══ Exercise materials ══

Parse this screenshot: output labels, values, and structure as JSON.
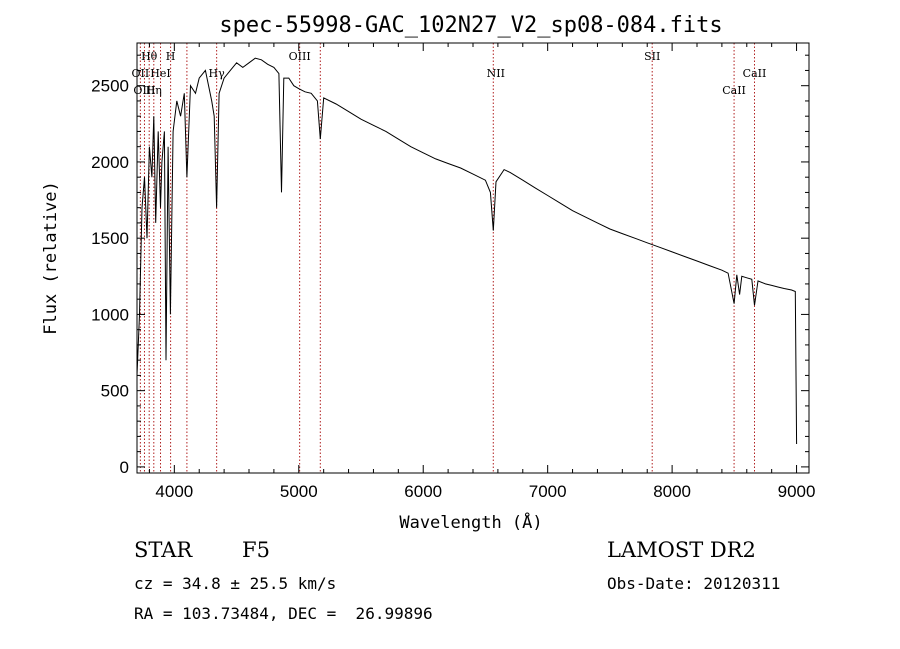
{
  "chart_data": {
    "type": "line",
    "title": "spec-55998-GAC_102N27_V2_sp08-084.fits",
    "xlabel": "Wavelength (Å)",
    "ylabel": "Flux (relative)",
    "xlim": [
      3700,
      9100
    ],
    "ylim": [
      -40,
      2780
    ],
    "x_ticks": [
      4000,
      5000,
      6000,
      7000,
      8000,
      9000
    ],
    "y_ticks": [
      0,
      500,
      1000,
      1500,
      2000,
      2500
    ],
    "series": [
      {
        "name": "flux",
        "x": [
          3700,
          3720,
          3740,
          3760,
          3780,
          3800,
          3820,
          3835,
          3850,
          3870,
          3889,
          3900,
          3920,
          3933,
          3950,
          3968,
          3990,
          4020,
          4050,
          4080,
          4101,
          4130,
          4170,
          4200,
          4250,
          4300,
          4320,
          4340,
          4360,
          4400,
          4450,
          4500,
          4550,
          4600,
          4650,
          4700,
          4750,
          4800,
          4840,
          4861,
          4880,
          4920,
          4960,
          5000,
          5050,
          5100,
          5150,
          5173,
          5200,
          5300,
          5400,
          5500,
          5600,
          5700,
          5800,
          5900,
          6000,
          6100,
          6200,
          6300,
          6400,
          6500,
          6540,
          6563,
          6585,
          6650,
          6700,
          6800,
          6900,
          7000,
          7100,
          7200,
          7300,
          7400,
          7500,
          7600,
          7700,
          7800,
          7900,
          8000,
          8100,
          8200,
          8300,
          8400,
          8450,
          8498,
          8520,
          8542,
          8560,
          8600,
          8640,
          8662,
          8690,
          8750,
          8800,
          8850,
          8900,
          8960,
          8990,
          9000
        ],
        "y": [
          600,
          1000,
          1700,
          1900,
          1500,
          2100,
          1900,
          2300,
          1600,
          2200,
          1700,
          2000,
          2200,
          700,
          2100,
          1000,
          2200,
          2400,
          2300,
          2450,
          1900,
          2500,
          2450,
          2550,
          2600,
          2400,
          2300,
          1700,
          2450,
          2550,
          2600,
          2650,
          2620,
          2650,
          2680,
          2670,
          2640,
          2620,
          2580,
          1800,
          2550,
          2550,
          2500,
          2480,
          2460,
          2450,
          2400,
          2150,
          2420,
          2380,
          2330,
          2280,
          2240,
          2200,
          2150,
          2100,
          2060,
          2020,
          1990,
          1960,
          1920,
          1880,
          1800,
          1550,
          1870,
          1950,
          1930,
          1880,
          1830,
          1780,
          1730,
          1680,
          1640,
          1600,
          1560,
          1530,
          1500,
          1470,
          1440,
          1410,
          1380,
          1350,
          1320,
          1290,
          1270,
          1070,
          1260,
          1130,
          1250,
          1240,
          1230,
          1060,
          1220,
          1200,
          1190,
          1180,
          1170,
          1160,
          1150,
          150
        ]
      }
    ],
    "lines": [
      {
        "name": "Hθ",
        "x": 3798,
        "label_row": 1
      },
      {
        "name": "H",
        "x": 3970,
        "label_row": 1
      },
      {
        "name": "OII",
        "x": 3727,
        "label_row": 2
      },
      {
        "name": "HeI",
        "x": 3889,
        "label_row": 2
      },
      {
        "name": "OIII",
        "x": 3760,
        "label_row": 3
      },
      {
        "name": "Hη",
        "x": 3835,
        "label_row": 3
      },
      {
        "name": "Hγ",
        "x": 4340,
        "label_row": 2
      },
      {
        "name": "OIII",
        "x": 5007,
        "label_row": 1
      },
      {
        "name": "NII",
        "x": 6583,
        "label_row": 2
      },
      {
        "name": "SII",
        "x": 7840,
        "label_row": 1
      },
      {
        "name": "CaII",
        "x": 8662,
        "label_row": 2
      },
      {
        "name": "CaII",
        "x": 8498,
        "label_row": 3
      }
    ],
    "guide_lines_x": [
      3727,
      3760,
      3798,
      3835,
      3889,
      3970,
      4101,
      4340,
      5007,
      5173,
      6563,
      7840,
      8498,
      8662
    ]
  },
  "info": {
    "object_class": "STAR",
    "subclass": "F5",
    "survey": "LAMOST DR2",
    "velocity": "cz = 34.8 ± 25.5 km/s",
    "obs_date": "Obs-Date: 20120311",
    "coords": "RA = 103.73484, DEC =  26.99896"
  },
  "colors": {
    "spectrum": "#000000",
    "guide": "#b02020"
  }
}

═══

Work instructions ->
Each record must be quoted in full and exactly. Do not include the pictures.

Result for this exercise ->
Parse this screenshot: output labels, values, and structure as JSON.
{
  "chart_data": {
    "type": "line",
    "title": "spec-55998-GAC_102N27_V2_sp08-084.fits",
    "xlabel": "Wavelength (Å)",
    "ylabel": "Flux (relative)",
    "xlim": [
      3700,
      9100
    ],
    "ylim": [
      -40,
      2780
    ],
    "x_ticks": [
      4000,
      5000,
      6000,
      7000,
      8000,
      9000
    ],
    "y_ticks": [
      0,
      500,
      1000,
      1500,
      2000,
      2500
    ],
    "series": [
      {
        "name": "flux",
        "x": [
          3700,
          3720,
          3740,
          3760,
          3780,
          3800,
          3820,
          3835,
          3850,
          3870,
          3889,
          3900,
          3920,
          3933,
          3950,
          3968,
          3990,
          4020,
          4050,
          4080,
          4101,
          4130,
          4170,
          4200,
          4250,
          4300,
          4320,
          4340,
          4360,
          4400,
          4450,
          4500,
          4550,
          4600,
          4650,
          4700,
          4750,
          4800,
          4840,
          4861,
          4880,
          4920,
          4960,
          5000,
          5050,
          5100,
          5150,
          5173,
          5200,
          5300,
          5400,
          5500,
          5600,
          5700,
          5800,
          5900,
          6000,
          6100,
          6200,
          6300,
          6400,
          6500,
          6540,
          6563,
          6585,
          6650,
          6700,
          6800,
          6900,
          7000,
          7100,
          7200,
          7300,
          7400,
          7500,
          7600,
          7700,
          7800,
          7900,
          8000,
          8100,
          8200,
          8300,
          8400,
          8450,
          8498,
          8520,
          8542,
          8560,
          8600,
          8640,
          8662,
          8690,
          8750,
          8800,
          8850,
          8900,
          8960,
          8990,
          9000
        ],
        "y": [
          600,
          1000,
          1700,
          1900,
          1500,
          2100,
          1900,
          2300,
          1600,
          2200,
          1700,
          2000,
          2200,
          700,
          2100,
          1000,
          2200,
          2400,
          2300,
          2450,
          1900,
          2500,
          2450,
          2550,
          2600,
          2400,
          2300,
          1700,
          2450,
          2550,
          2600,
          2650,
          2620,
          2650,
          2680,
          2670,
          2640,
          2620,
          2580,
          1800,
          2550,
          2550,
          2500,
          2480,
          2460,
          2450,
          2400,
          2150,
          2420,
          2380,
          2330,
          2280,
          2240,
          2200,
          2150,
          2100,
          2060,
          2020,
          1990,
          1960,
          1920,
          1880,
          1800,
          1550,
          1870,
          1950,
          1930,
          1880,
          1830,
          1780,
          1730,
          1680,
          1640,
          1600,
          1560,
          1530,
          1500,
          1470,
          1440,
          1410,
          1380,
          1350,
          1320,
          1290,
          1270,
          1070,
          1260,
          1130,
          1250,
          1240,
          1230,
          1060,
          1220,
          1200,
          1190,
          1180,
          1170,
          1160,
          1150,
          150
        ]
      }
    ],
    "lines": [
      {
        "name": "Hθ",
        "x": 3798,
        "label_row": 1
      },
      {
        "name": "H",
        "x": 3970,
        "label_row": 1
      },
      {
        "name": "OII",
        "x": 3727,
        "label_row": 2
      },
      {
        "name": "HeI",
        "x": 3889,
        "label_row": 2
      },
      {
        "name": "OIII",
        "x": 3760,
        "label_row": 3
      },
      {
        "name": "Hη",
        "x": 3835,
        "label_row": 3
      },
      {
        "name": "Hγ",
        "x": 4340,
        "label_row": 2
      },
      {
        "name": "OIII",
        "x": 5007,
        "label_row": 1
      },
      {
        "name": "NII",
        "x": 6583,
        "label_row": 2
      },
      {
        "name": "SII",
        "x": 7840,
        "label_row": 1
      },
      {
        "name": "CaII",
        "x": 8662,
        "label_row": 2
      },
      {
        "name": "CaII",
        "x": 8498,
        "label_row": 3
      }
    ],
    "guide_lines_x": [
      3727,
      3760,
      3798,
      3835,
      3889,
      3970,
      4101,
      4340,
      5007,
      5173,
      6563,
      7840,
      8498,
      8662
    ]
  },
  "info": {
    "object_class": "STAR",
    "subclass": "F5",
    "survey": "LAMOST DR2",
    "velocity": "cz = 34.8 ± 25.5 km/s",
    "obs_date": "Obs-Date: 20120311",
    "coords": "RA = 103.73484, DEC =  26.99896"
  },
  "colors": {
    "spectrum": "#000000",
    "guide": "#b02020"
  }
}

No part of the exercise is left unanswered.